REQUIREMENTS: Set down the material below in full, matching it exactly.

GIVEN INFORMATION:
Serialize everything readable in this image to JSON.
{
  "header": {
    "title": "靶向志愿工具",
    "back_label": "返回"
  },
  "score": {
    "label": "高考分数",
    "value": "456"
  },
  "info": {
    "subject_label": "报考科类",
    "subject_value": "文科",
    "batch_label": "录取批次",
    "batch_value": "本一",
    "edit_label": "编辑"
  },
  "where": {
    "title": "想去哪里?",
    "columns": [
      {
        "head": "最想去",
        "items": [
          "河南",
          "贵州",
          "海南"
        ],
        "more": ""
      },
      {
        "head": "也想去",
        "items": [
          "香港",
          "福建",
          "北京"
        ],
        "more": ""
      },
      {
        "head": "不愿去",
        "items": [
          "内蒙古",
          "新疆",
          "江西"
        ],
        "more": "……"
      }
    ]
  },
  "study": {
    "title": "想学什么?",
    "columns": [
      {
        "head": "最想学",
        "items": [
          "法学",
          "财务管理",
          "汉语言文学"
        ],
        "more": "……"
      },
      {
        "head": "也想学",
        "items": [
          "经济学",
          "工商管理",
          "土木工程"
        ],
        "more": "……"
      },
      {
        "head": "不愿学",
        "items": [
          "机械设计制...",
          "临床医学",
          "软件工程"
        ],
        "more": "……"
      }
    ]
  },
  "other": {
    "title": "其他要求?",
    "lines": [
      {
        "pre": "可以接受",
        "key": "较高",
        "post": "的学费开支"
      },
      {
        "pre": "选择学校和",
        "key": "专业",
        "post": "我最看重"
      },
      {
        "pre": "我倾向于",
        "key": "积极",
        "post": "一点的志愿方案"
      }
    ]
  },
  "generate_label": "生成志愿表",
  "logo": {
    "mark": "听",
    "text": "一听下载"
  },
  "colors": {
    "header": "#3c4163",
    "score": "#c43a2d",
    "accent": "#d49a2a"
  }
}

IN RESPONSE:
Serialize everything readable in this image to JSON.
{
  "header": {
    "title": "靶向志愿工具",
    "back_label": "返回"
  },
  "score": {
    "label": "高考分数",
    "value": "456"
  },
  "info": {
    "subject_label": "报考科类",
    "subject_value": "文科",
    "batch_label": "录取批次",
    "batch_value": "本一",
    "edit_label": "编辑"
  },
  "where": {
    "title": "想去哪里?",
    "columns": [
      {
        "head": "最想去",
        "items": [
          "河南",
          "贵州",
          "海南"
        ],
        "more": ""
      },
      {
        "head": "也想去",
        "items": [
          "香港",
          "福建",
          "北京"
        ],
        "more": ""
      },
      {
        "head": "不愿去",
        "items": [
          "内蒙古",
          "新疆",
          "江西"
        ],
        "more": "……"
      }
    ]
  },
  "study": {
    "title": "想学什么?",
    "columns": [
      {
        "head": "最想学",
        "items": [
          "法学",
          "财务管理",
          "汉语言文学"
        ],
        "more": "……"
      },
      {
        "head": "也想学",
        "items": [
          "经济学",
          "工商管理",
          "土木工程"
        ],
        "more": "……"
      },
      {
        "head": "不愿学",
        "items": [
          "机械设计制...",
          "临床医学",
          "软件工程"
        ],
        "more": "……"
      }
    ]
  },
  "other": {
    "title": "其他要求?",
    "lines": [
      {
        "pre": "可以接受",
        "key": "较高",
        "post": "的学费开支"
      },
      {
        "pre": "选择学校和",
        "key": "专业",
        "post": "我最看重"
      },
      {
        "pre": "我倾向于",
        "key": "积极",
        "post": "一点的志愿方案"
      }
    ]
  },
  "generate_label": "生成志愿表",
  "logo": {
    "mark": "听",
    "text": "一听下载"
  },
  "colors": {
    "header": "#3c4163",
    "score": "#c43a2d",
    "accent": "#d49a2a"
  }
}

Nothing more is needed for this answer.